Dataset records:
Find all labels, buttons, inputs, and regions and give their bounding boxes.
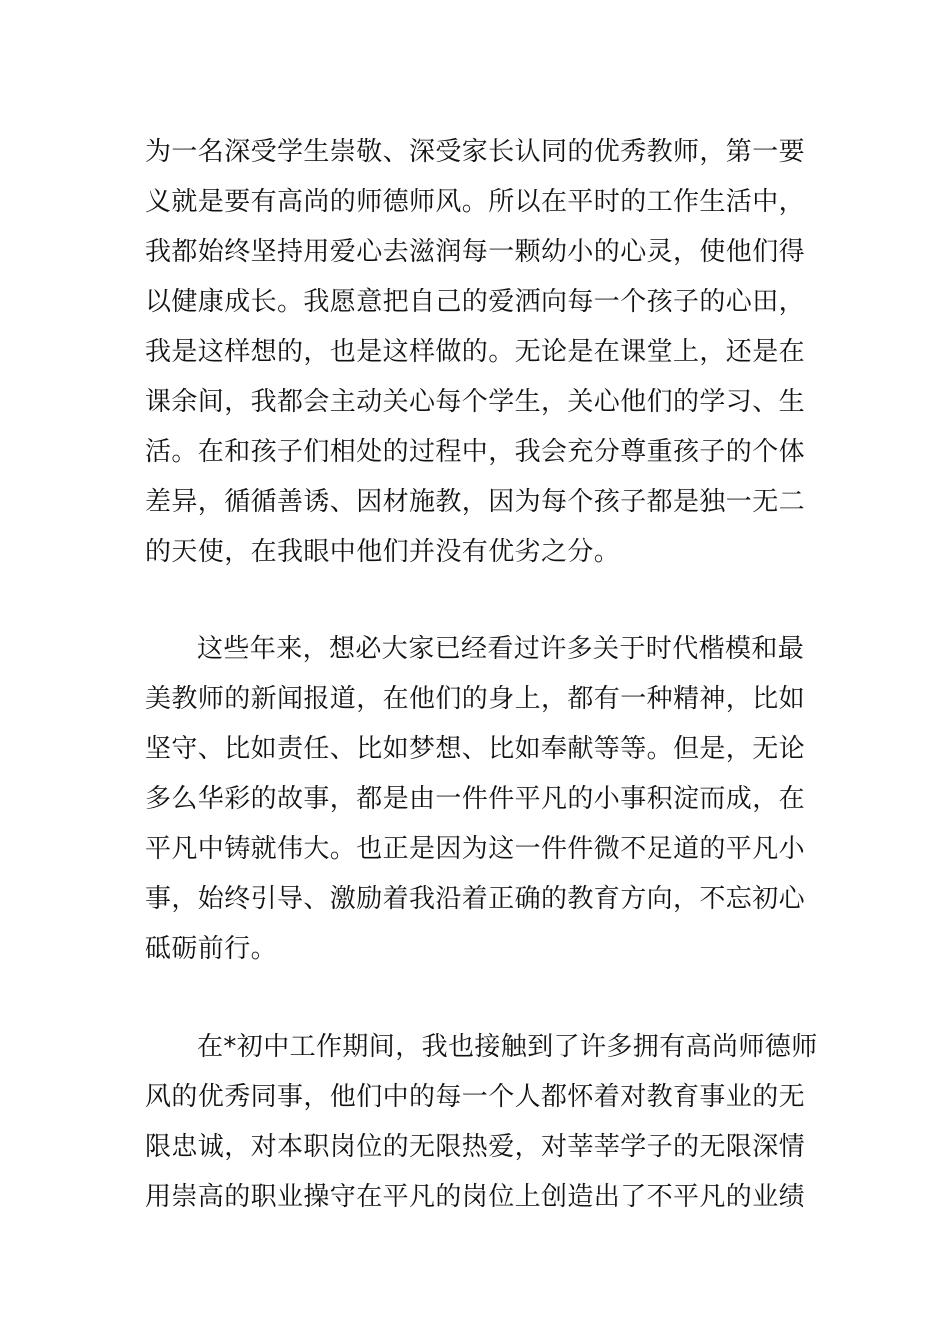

* * *

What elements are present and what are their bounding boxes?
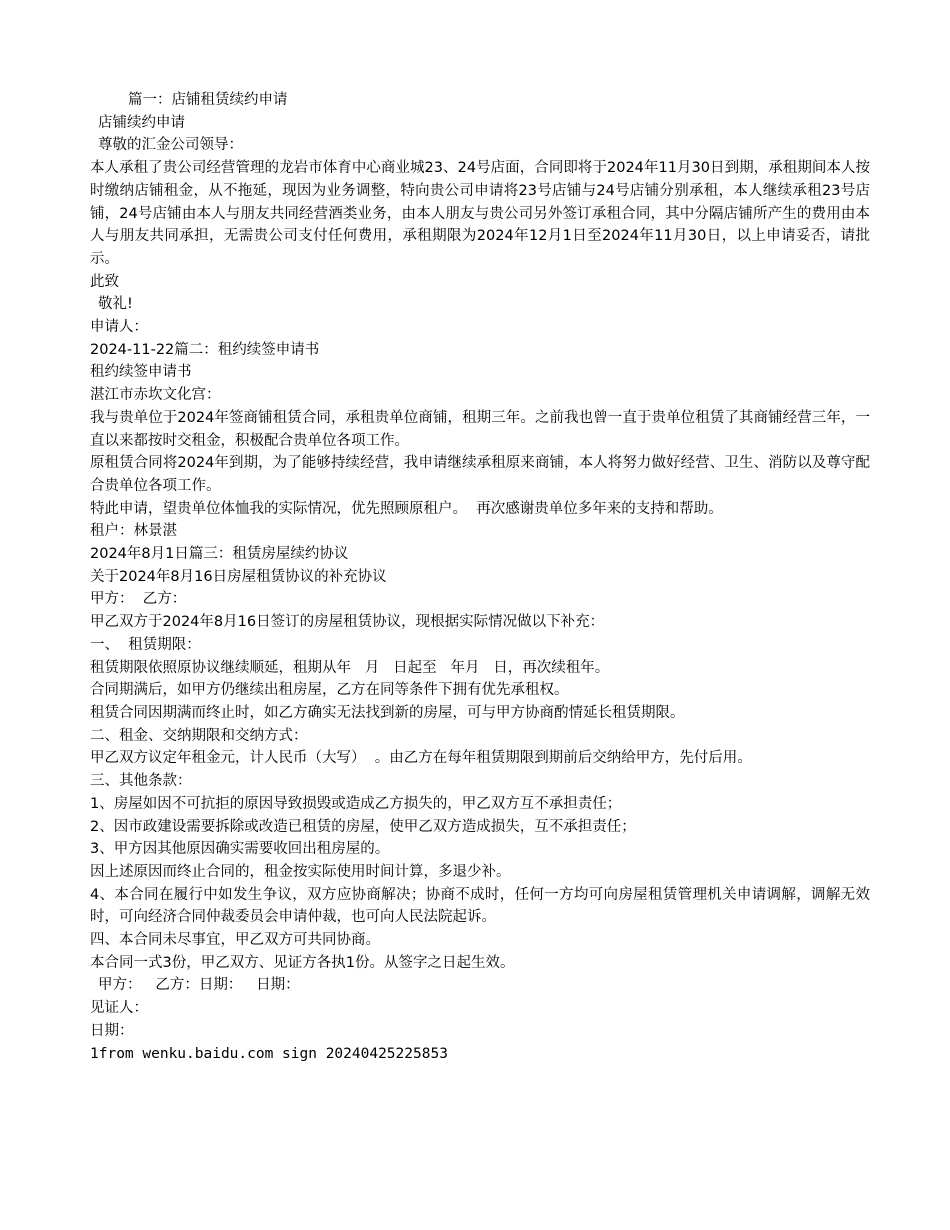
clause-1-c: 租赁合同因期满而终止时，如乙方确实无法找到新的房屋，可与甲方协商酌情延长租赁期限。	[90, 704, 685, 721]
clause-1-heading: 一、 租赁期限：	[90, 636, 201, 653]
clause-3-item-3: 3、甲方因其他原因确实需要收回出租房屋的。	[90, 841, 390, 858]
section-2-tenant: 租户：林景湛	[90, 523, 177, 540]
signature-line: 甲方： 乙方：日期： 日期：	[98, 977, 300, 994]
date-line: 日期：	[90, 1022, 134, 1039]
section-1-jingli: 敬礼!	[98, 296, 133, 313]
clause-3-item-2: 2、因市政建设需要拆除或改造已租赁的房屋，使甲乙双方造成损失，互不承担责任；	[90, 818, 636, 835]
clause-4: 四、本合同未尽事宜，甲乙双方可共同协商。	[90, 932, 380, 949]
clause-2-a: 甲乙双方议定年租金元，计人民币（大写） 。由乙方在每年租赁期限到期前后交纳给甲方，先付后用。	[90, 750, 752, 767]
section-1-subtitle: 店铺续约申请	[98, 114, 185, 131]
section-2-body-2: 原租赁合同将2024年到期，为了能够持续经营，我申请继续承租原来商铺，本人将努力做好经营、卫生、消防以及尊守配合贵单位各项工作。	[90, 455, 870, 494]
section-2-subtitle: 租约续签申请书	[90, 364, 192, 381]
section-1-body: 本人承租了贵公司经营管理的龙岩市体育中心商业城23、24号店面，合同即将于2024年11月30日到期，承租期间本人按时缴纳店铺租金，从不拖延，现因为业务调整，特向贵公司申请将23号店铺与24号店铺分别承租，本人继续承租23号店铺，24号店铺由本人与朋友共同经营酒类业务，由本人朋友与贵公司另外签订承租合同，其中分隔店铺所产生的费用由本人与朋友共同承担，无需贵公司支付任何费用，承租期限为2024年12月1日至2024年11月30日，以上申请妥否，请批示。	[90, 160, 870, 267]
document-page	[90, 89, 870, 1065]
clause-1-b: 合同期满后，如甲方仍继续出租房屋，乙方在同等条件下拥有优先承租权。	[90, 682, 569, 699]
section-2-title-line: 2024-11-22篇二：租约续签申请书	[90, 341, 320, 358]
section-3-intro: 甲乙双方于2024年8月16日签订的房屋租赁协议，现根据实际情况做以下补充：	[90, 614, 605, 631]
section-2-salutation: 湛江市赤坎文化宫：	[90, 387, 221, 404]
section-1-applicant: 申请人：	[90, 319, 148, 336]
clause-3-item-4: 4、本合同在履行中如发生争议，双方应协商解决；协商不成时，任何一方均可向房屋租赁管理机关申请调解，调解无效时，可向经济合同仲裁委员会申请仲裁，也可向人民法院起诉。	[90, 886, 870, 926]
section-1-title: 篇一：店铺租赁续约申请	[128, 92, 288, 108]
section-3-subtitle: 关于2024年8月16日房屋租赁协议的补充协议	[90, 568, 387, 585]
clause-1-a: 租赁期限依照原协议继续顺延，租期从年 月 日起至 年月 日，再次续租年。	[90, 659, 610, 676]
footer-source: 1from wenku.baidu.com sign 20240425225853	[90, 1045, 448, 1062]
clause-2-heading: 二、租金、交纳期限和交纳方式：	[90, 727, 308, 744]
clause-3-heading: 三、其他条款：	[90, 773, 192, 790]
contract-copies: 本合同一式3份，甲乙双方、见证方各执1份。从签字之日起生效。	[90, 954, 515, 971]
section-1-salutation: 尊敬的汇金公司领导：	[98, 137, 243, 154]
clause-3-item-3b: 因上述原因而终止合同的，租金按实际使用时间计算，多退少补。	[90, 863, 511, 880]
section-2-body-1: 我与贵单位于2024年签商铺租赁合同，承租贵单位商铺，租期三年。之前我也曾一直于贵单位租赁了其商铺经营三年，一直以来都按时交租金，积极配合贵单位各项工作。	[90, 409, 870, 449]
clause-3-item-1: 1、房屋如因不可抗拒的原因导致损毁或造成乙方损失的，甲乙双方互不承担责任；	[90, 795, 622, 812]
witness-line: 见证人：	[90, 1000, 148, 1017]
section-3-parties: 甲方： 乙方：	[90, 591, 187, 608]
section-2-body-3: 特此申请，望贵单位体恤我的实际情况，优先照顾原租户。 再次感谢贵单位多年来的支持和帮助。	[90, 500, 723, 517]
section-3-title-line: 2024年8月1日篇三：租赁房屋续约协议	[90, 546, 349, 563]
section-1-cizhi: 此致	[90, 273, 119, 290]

Brief: Return the material word for word from the line with "What elements are" up to and including the line with "682, 569, 699]". Leave the picture out.

Output of the exercise:
What elements are present and what are their bounding boxes?
clause-1-c: 租赁合同因期满而终止时，如乙方确实无法找到新的房屋，可与甲方协商酌情延长租赁期限。	[90, 704, 685, 721]
clause-1-heading: 一、 租赁期限：	[90, 636, 201, 653]
clause-3-item-3: 3、甲方因其他原因确实需要收回出租房屋的。	[90, 841, 390, 858]
section-2-tenant: 租户：林景湛	[90, 523, 177, 540]
signature-line: 甲方： 乙方：日期： 日期：	[98, 977, 300, 994]
date-line: 日期：	[90, 1022, 134, 1039]
section-1-jingli: 敬礼!	[98, 296, 133, 313]
clause-3-item-2: 2、因市政建设需要拆除或改造已租赁的房屋，使甲乙双方造成损失，互不承担责任；	[90, 818, 636, 835]
clause-4: 四、本合同未尽事宜，甲乙双方可共同协商。	[90, 932, 380, 949]
clause-2-a: 甲乙双方议定年租金元，计人民币（大写） 。由乙方在每年租赁期限到期前后交纳给甲方，先付后用。	[90, 750, 752, 767]
section-1-subtitle: 店铺续约申请	[98, 114, 185, 131]
section-2-body-2: 原租赁合同将2024年到期，为了能够持续经营，我申请继续承租原来商铺，本人将努力做好经营、卫生、消防以及尊守配合贵单位各项工作。	[90, 455, 870, 494]
section-2-subtitle: 租约续签申请书	[90, 364, 192, 381]
section-1-body: 本人承租了贵公司经营管理的龙岩市体育中心商业城23、24号店面，合同即将于2024年11月30日到期，承租期间本人按时缴纳店铺租金，从不拖延，现因为业务调整，特向贵公司申请将23号店铺与24号店铺分别承租，本人继续承租23号店铺，24号店铺由本人与朋友共同经营酒类业务，由本人朋友与贵公司另外签订承租合同，其中分隔店铺所产生的费用由本人与朋友共同承担，无需贵公司支付任何费用，承租期限为2024年12月1日至2024年11月30日，以上申请妥否，请批示。	[90, 160, 870, 267]
document-page	[90, 89, 870, 1065]
clause-1-b: 合同期满后，如甲方仍继续出租房屋，乙方在同等条件下拥有优先承租权。	[90, 682, 569, 699]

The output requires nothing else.